All entries below need to be written out exactly, but without their pictures.

▸ Information given:

** begin **

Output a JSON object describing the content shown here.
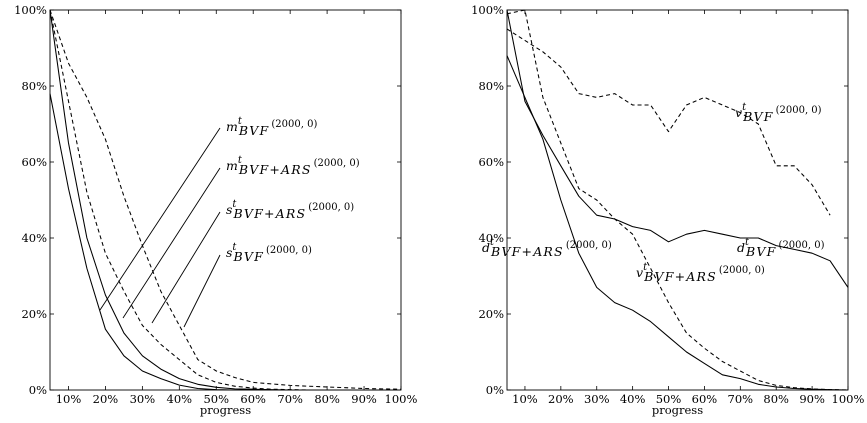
{
  "chart_data": [
    {
      "type": "line",
      "title": "",
      "xlabel": "progress",
      "ylabel": "",
      "xlim": [
        5,
        100
      ],
      "ylim": [
        0,
        100
      ],
      "x_ticks": [
        "10%",
        "20%",
        "30%",
        "40%",
        "50%",
        "60%",
        "70%",
        "80%",
        "90%",
        "100%"
      ],
      "y_ticks": [
        "0%",
        "20%",
        "40%",
        "60%",
        "80%",
        "100%"
      ],
      "grid": false,
      "legend": "none",
      "x": [
        5,
        10,
        15,
        20,
        25,
        30,
        35,
        40,
        45,
        50,
        55,
        60,
        65,
        70,
        75,
        80,
        85,
        90,
        95,
        100
      ],
      "series": [
        {
          "name": "m_t_bvf",
          "style": "dashed",
          "color": "#000000",
          "values": [
            100,
            86,
            77,
            66,
            51,
            38,
            26,
            17,
            8,
            5,
            3.3,
            2,
            1.6,
            1.2,
            1,
            0.8,
            0.6,
            0.4,
            0.3,
            0.2
          ]
        },
        {
          "name": "m_t_bvf_ars",
          "style": "solid",
          "color": "#000000",
          "values": [
            100,
            65,
            40,
            25,
            15,
            9,
            5.5,
            3,
            1.5,
            0.7,
            0.3,
            0.2,
            0.1,
            0,
            0,
            0,
            0,
            0,
            0,
            0
          ]
        },
        {
          "name": "s_t_bvf_ars",
          "style": "solid",
          "color": "#000000",
          "values": [
            78,
            53,
            32,
            16,
            9,
            5,
            3,
            1.3,
            0.4,
            0.1,
            0,
            0,
            0,
            0,
            0,
            0,
            0,
            0,
            0,
            0
          ]
        },
        {
          "name": "s_t_bvf",
          "style": "dashed",
          "color": "#000000",
          "values": [
            100,
            76,
            52,
            36,
            26,
            17,
            12,
            8,
            4,
            2,
            1,
            0.5,
            0.2,
            0.1,
            0,
            0,
            0,
            0,
            0,
            0
          ]
        }
      ],
      "annotations": [
        {
          "base": "m",
          "sup": "t",
          "sub": "BVF",
          "args": "(2000, 0)"
        },
        {
          "base": "m",
          "sup": "t",
          "sub": "BVF+ARS",
          "args": "(2000, 0)"
        },
        {
          "base": "s",
          "sup": "t",
          "sub": "BVF+ARS",
          "args": "(2000, 0)"
        },
        {
          "base": "s",
          "sup": "t",
          "sub": "BVF",
          "args": "(2000, 0)"
        }
      ]
    },
    {
      "type": "line",
      "title": "",
      "xlabel": "progress",
      "ylabel": "",
      "xlim": [
        5,
        100
      ],
      "ylim": [
        0,
        100
      ],
      "x_ticks": [
        "10%",
        "20%",
        "30%",
        "40%",
        "50%",
        "60%",
        "70%",
        "80%",
        "90%",
        "100%"
      ],
      "y_ticks": [
        "0%",
        "20%",
        "40%",
        "60%",
        "80%",
        "100%"
      ],
      "grid": false,
      "legend": "none",
      "x": [
        5,
        10,
        15,
        20,
        25,
        30,
        35,
        40,
        45,
        50,
        55,
        60,
        65,
        70,
        75,
        80,
        85,
        90,
        95,
        100
      ],
      "series": [
        {
          "name": "v_t_bvf",
          "style": "dashed",
          "color": "#000000",
          "values": [
            95,
            92,
            89,
            85,
            78,
            77,
            78,
            75,
            75,
            68,
            75,
            77,
            75,
            73,
            70,
            59,
            59,
            54,
            46,
            null
          ]
        },
        {
          "name": "d_t_bvf",
          "style": "solid",
          "color": "#000000",
          "values": [
            100,
            76,
            67,
            59,
            51,
            46,
            45,
            43,
            42,
            39,
            41,
            42,
            41,
            40,
            40,
            38,
            37,
            36,
            34,
            27
          ]
        },
        {
          "name": "d_t_bvf_ars",
          "style": "solid",
          "color": "#000000",
          "values": [
            88,
            77,
            66,
            50,
            36,
            27,
            23,
            21,
            18,
            14,
            10,
            7,
            4,
            3,
            1.5,
            0.8,
            0.4,
            0.2,
            0.1,
            0
          ]
        },
        {
          "name": "v_t_bvf_ars",
          "style": "dashed",
          "color": "#000000",
          "values": [
            99,
            100,
            77,
            65,
            53,
            50,
            45,
            41,
            32,
            23,
            15,
            11,
            7.5,
            5,
            2.5,
            1.2,
            0.6,
            0.3,
            0.1,
            0
          ]
        }
      ],
      "annotations": [
        {
          "base": "v",
          "sup": "t",
          "sub": "BVF",
          "args": "(2000, 0)"
        },
        {
          "base": "d",
          "sup": "t",
          "sub": "BVF",
          "args": "(2000, 0)"
        },
        {
          "base": "d",
          "sup": "t",
          "sub": "BVF+ARS",
          "args": "(2000, 0)"
        },
        {
          "base": "v",
          "sup": "t",
          "sub": "BVF+ARS",
          "args": "(2000, 0)"
        }
      ]
    }
  ]
}
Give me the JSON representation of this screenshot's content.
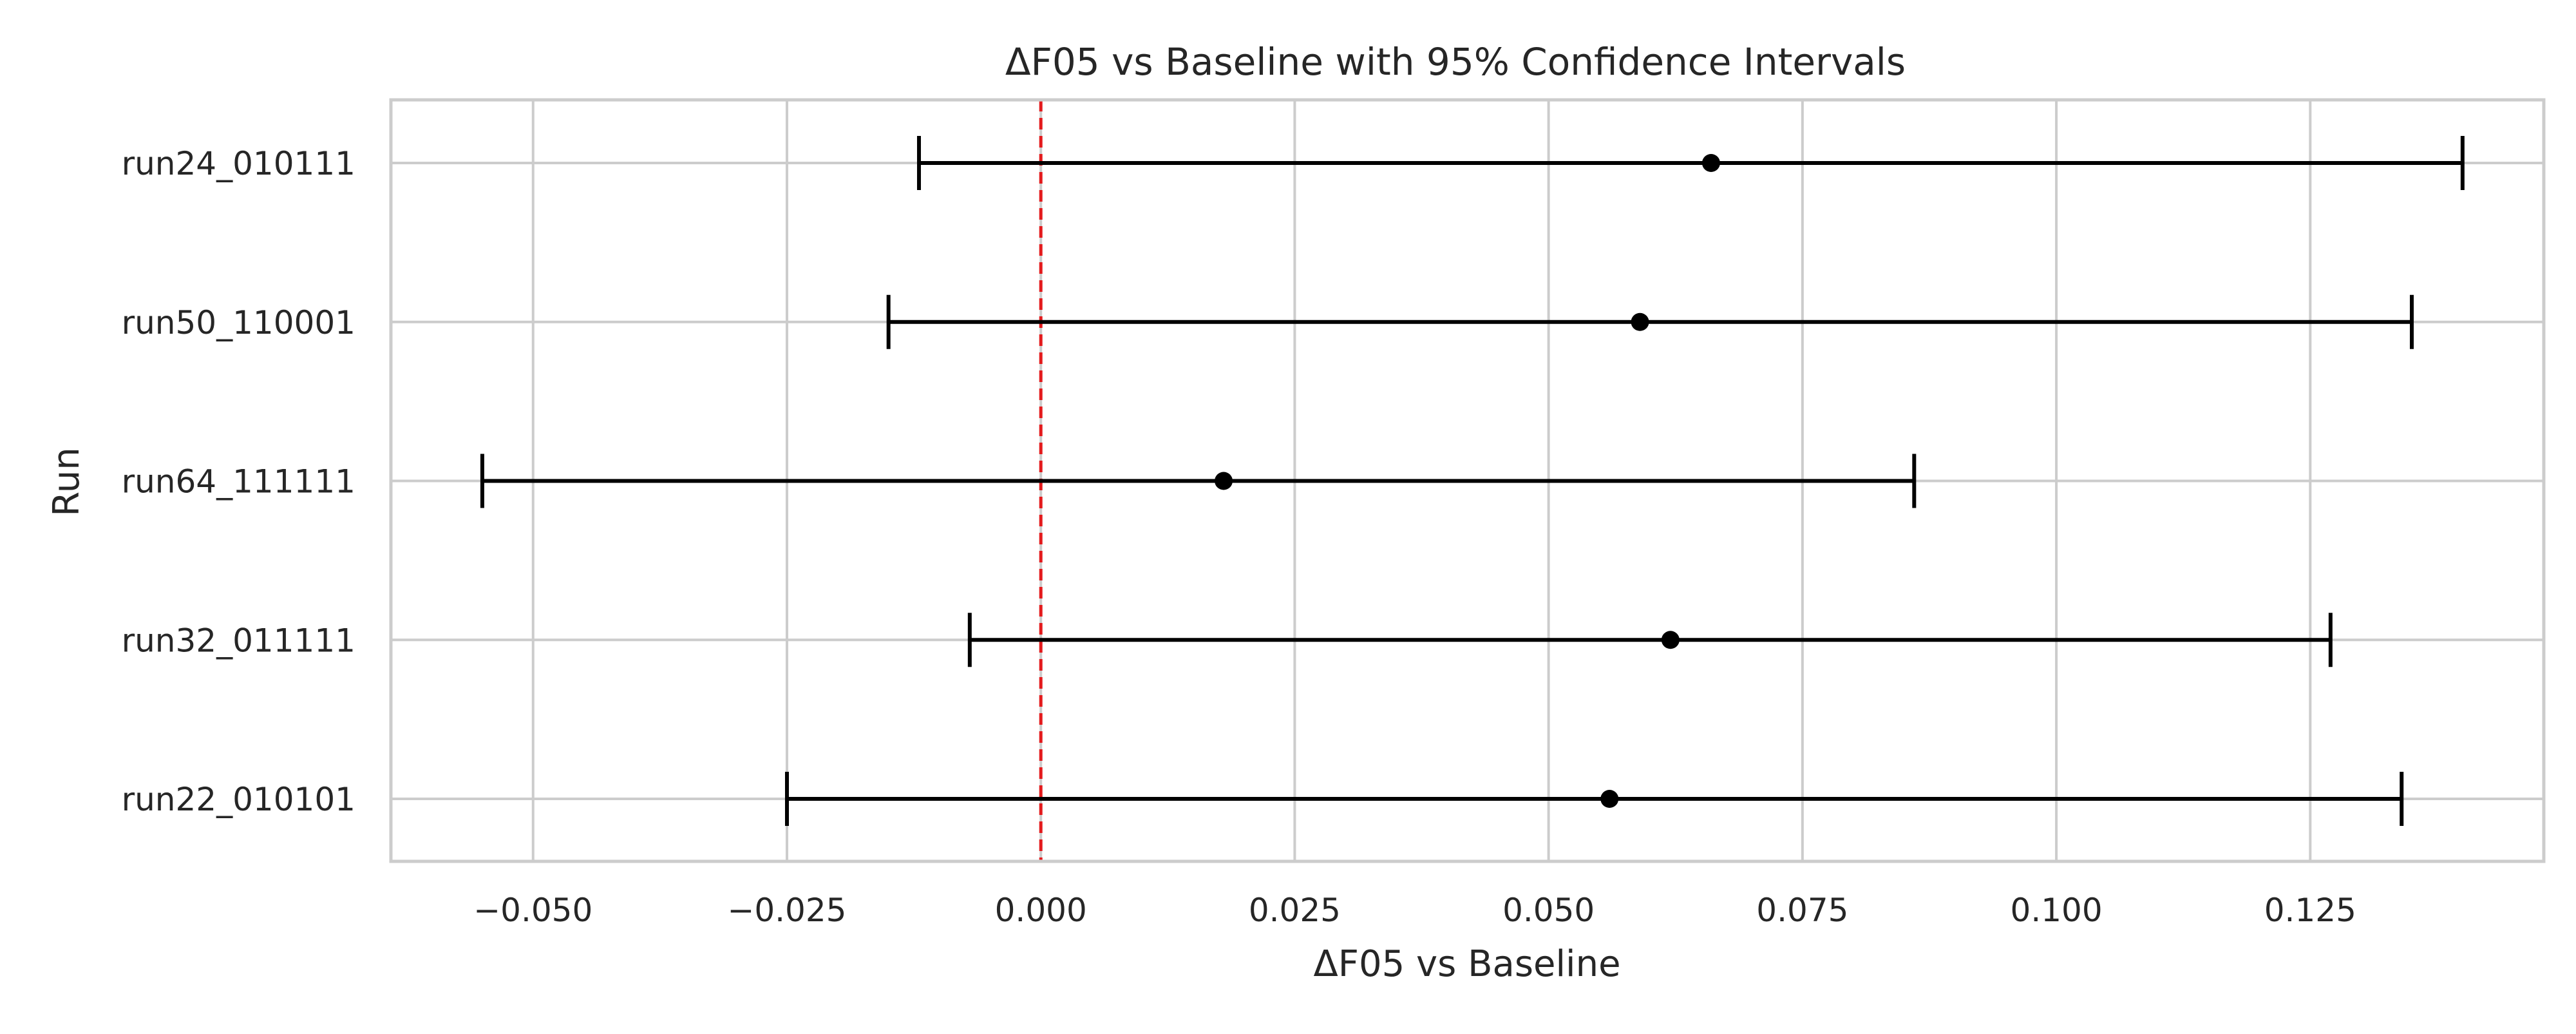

** end **

▸ Result for this exercise:
Output a JSON object describing the content shown here.
{
  "chart_data": [
    {
      "type": "line",
      "title": "",
      "xlabel": "progress",
      "ylabel": "",
      "xlim": [
        5,
        100
      ],
      "ylim": [
        0,
        100
      ],
      "x_ticks": [
        "10%",
        "20%",
        "30%",
        "40%",
        "50%",
        "60%",
        "70%",
        "80%",
        "90%",
        "100%"
      ],
      "y_ticks": [
        "0%",
        "20%",
        "40%",
        "60%",
        "80%",
        "100%"
      ],
      "grid": false,
      "legend": "none",
      "x": [
        5,
        10,
        15,
        20,
        25,
        30,
        35,
        40,
        45,
        50,
        55,
        60,
        65,
        70,
        75,
        80,
        85,
        90,
        95,
        100
      ],
      "series": [
        {
          "name": "m_t_bvf",
          "style": "dashed",
          "color": "#000000",
          "values": [
            100,
            86,
            77,
            66,
            51,
            38,
            26,
            17,
            8,
            5,
            3.3,
            2,
            1.6,
            1.2,
            1,
            0.8,
            0.6,
            0.4,
            0.3,
            0.2
          ]
        },
        {
          "name": "m_t_bvf_ars",
          "style": "solid",
          "color": "#000000",
          "values": [
            100,
            65,
            40,
            25,
            15,
            9,
            5.5,
            3,
            1.5,
            0.7,
            0.3,
            0.2,
            0.1,
            0,
            0,
            0,
            0,
            0,
            0,
            0
          ]
        },
        {
          "name": "s_t_bvf_ars",
          "style": "solid",
          "color": "#000000",
          "values": [
            78,
            53,
            32,
            16,
            9,
            5,
            3,
            1.3,
            0.4,
            0.1,
            0,
            0,
            0,
            0,
            0,
            0,
            0,
            0,
            0,
            0
          ]
        },
        {
          "name": "s_t_bvf",
          "style": "dashed",
          "color": "#000000",
          "values": [
            100,
            76,
            52,
            36,
            26,
            17,
            12,
            8,
            4,
            2,
            1,
            0.5,
            0.2,
            0.1,
            0,
            0,
            0,
            0,
            0,
            0
          ]
        }
      ],
      "annotations": [
        {
          "base": "m",
          "sup": "t",
          "sub": "BVF",
          "args": "(2000, 0)"
        },
        {
          "base": "m",
          "sup": "t",
          "sub": "BVF+ARS",
          "args": "(2000, 0)"
        },
        {
          "base": "s",
          "sup": "t",
          "sub": "BVF+ARS",
          "args": "(2000, 0)"
        },
        {
          "base": "s",
          "sup": "t",
          "sub": "BVF",
          "args": "(2000, 0)"
        }
      ]
    },
    {
      "type": "line",
      "title": "",
      "xlabel": "progress",
      "ylabel": "",
      "xlim": [
        5,
        100
      ],
      "ylim": [
        0,
        100
      ],
      "x_ticks": [
        "10%",
        "20%",
        "30%",
        "40%",
        "50%",
        "60%",
        "70%",
        "80%",
        "90%",
        "100%"
      ],
      "y_ticks": [
        "0%",
        "20%",
        "40%",
        "60%",
        "80%",
        "100%"
      ],
      "grid": false,
      "legend": "none",
      "x": [
        5,
        10,
        15,
        20,
        25,
        30,
        35,
        40,
        45,
        50,
        55,
        60,
        65,
        70,
        75,
        80,
        85,
        90,
        95,
        100
      ],
      "series": [
        {
          "name": "v_t_bvf",
          "style": "dashed",
          "color": "#000000",
          "values": [
            95,
            92,
            89,
            85,
            78,
            77,
            78,
            75,
            75,
            68,
            75,
            77,
            75,
            73,
            70,
            59,
            59,
            54,
            46,
            null
          ]
        },
        {
          "name": "d_t_bvf",
          "style": "solid",
          "color": "#000000",
          "values": [
            100,
            76,
            67,
            59,
            51,
            46,
            45,
            43,
            42,
            39,
            41,
            42,
            41,
            40,
            40,
            38,
            37,
            36,
            34,
            27
          ]
        },
        {
          "name": "d_t_bvf_ars",
          "style": "solid",
          "color": "#000000",
          "values": [
            88,
            77,
            66,
            50,
            36,
            27,
            23,
            21,
            18,
            14,
            10,
            7,
            4,
            3,
            1.5,
            0.8,
            0.4,
            0.2,
            0.1,
            0
          ]
        },
        {
          "name": "v_t_bvf_ars",
          "style": "dashed",
          "color": "#000000",
          "values": [
            99,
            100,
            77,
            65,
            53,
            50,
            45,
            41,
            32,
            23,
            15,
            11,
            7.5,
            5,
            2.5,
            1.2,
            0.6,
            0.3,
            0.1,
            0
          ]
        }
      ],
      "annotations": [
        {
          "base": "v",
          "sup": "t",
          "sub": "BVF",
          "args": "(2000, 0)"
        },
        {
          "base": "d",
          "sup": "t",
          "sub": "BVF",
          "args": "(2000, 0)"
        },
        {
          "base": "d",
          "sup": "t",
          "sub": "BVF+ARS",
          "args": "(2000, 0)"
        },
        {
          "base": "v",
          "sup": "t",
          "sub": "BVF+ARS",
          "args": "(2000, 0)"
        }
      ]
    }
  ]
}
Give me the JSON representation of this screenshot's content.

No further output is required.